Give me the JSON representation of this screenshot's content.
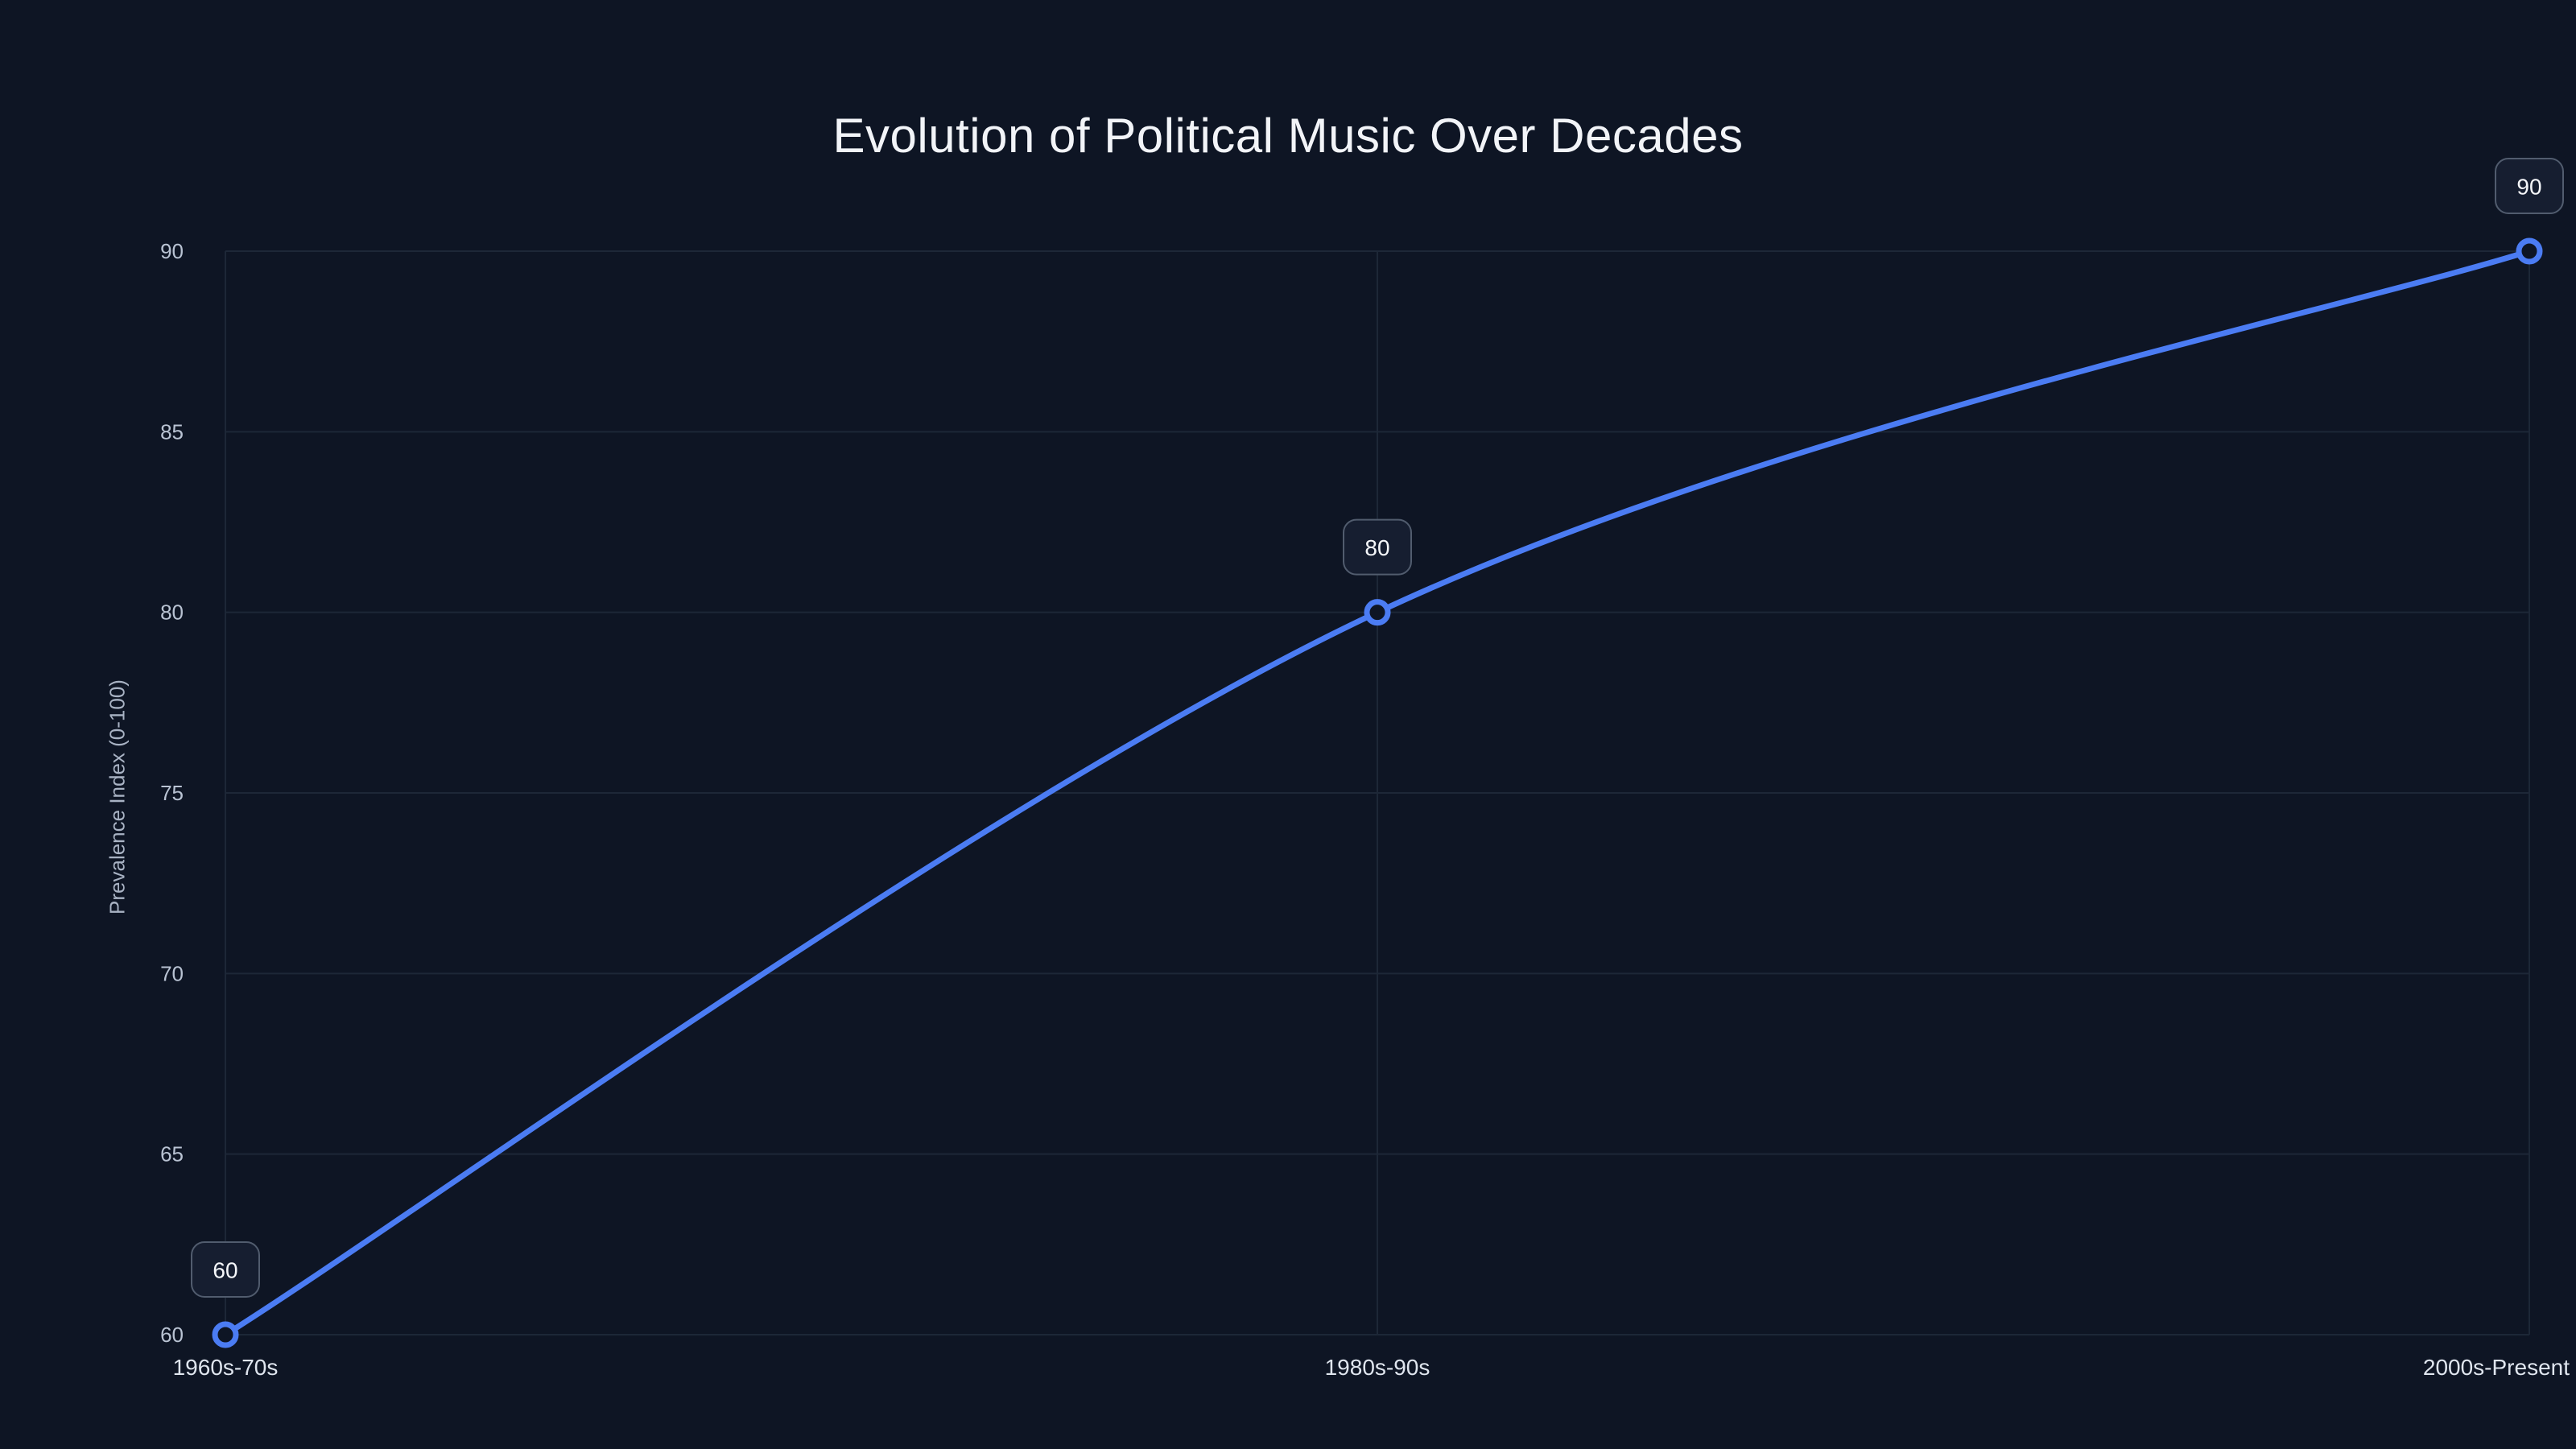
{
  "chart_data": {
    "type": "line",
    "title": "Evolution of Political Music Over Decades",
    "xlabel": "",
    "ylabel": "Prevalence Index (0-100)",
    "categories": [
      "1960s-70s",
      "1980s-90s",
      "2000s-Present"
    ],
    "series": [
      {
        "name": "Prevalence Index",
        "values": [
          60,
          80,
          90
        ]
      }
    ],
    "data_labels": [
      "60",
      "80",
      "90"
    ],
    "ylim": [
      60,
      90
    ],
    "yticks": [
      60,
      65,
      70,
      75,
      80,
      85,
      90
    ],
    "grid": true,
    "smooth": true,
    "legend": null,
    "colors": {
      "background": "#0e1524",
      "line": "#4b7cf3",
      "point_fill": "#0e1524",
      "grid": "#1d2737",
      "tick_text": "#b9c3d3",
      "axis_text": "#dfe5ee",
      "title_text": "#f2f4f8",
      "ylabel_text": "#a8b2c3",
      "label_box_bg": "#161e30",
      "label_box_border": "#515c6e",
      "label_text": "#f5f7fa"
    }
  }
}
════════════════════
* **WRITTEN INSTRUCTION**
Repeat verbatim all the material, but not the pictures.

* **EXERCISE RESPONSE**
Give me the JSON representation of this screenshot's content.
{
  "chart_data": {
    "type": "line",
    "title": "Evolution of Political Music Over Decades",
    "xlabel": "",
    "ylabel": "Prevalence Index (0-100)",
    "categories": [
      "1960s-70s",
      "1980s-90s",
      "2000s-Present"
    ],
    "series": [
      {
        "name": "Prevalence Index",
        "values": [
          60,
          80,
          90
        ]
      }
    ],
    "data_labels": [
      "60",
      "80",
      "90"
    ],
    "ylim": [
      60,
      90
    ],
    "yticks": [
      60,
      65,
      70,
      75,
      80,
      85,
      90
    ],
    "grid": true,
    "smooth": true,
    "legend": null,
    "colors": {
      "background": "#0e1524",
      "line": "#4b7cf3",
      "point_fill": "#0e1524",
      "grid": "#1d2737",
      "tick_text": "#b9c3d3",
      "axis_text": "#dfe5ee",
      "title_text": "#f2f4f8",
      "ylabel_text": "#a8b2c3",
      "label_box_bg": "#161e30",
      "label_box_border": "#515c6e",
      "label_text": "#f5f7fa"
    }
  }
}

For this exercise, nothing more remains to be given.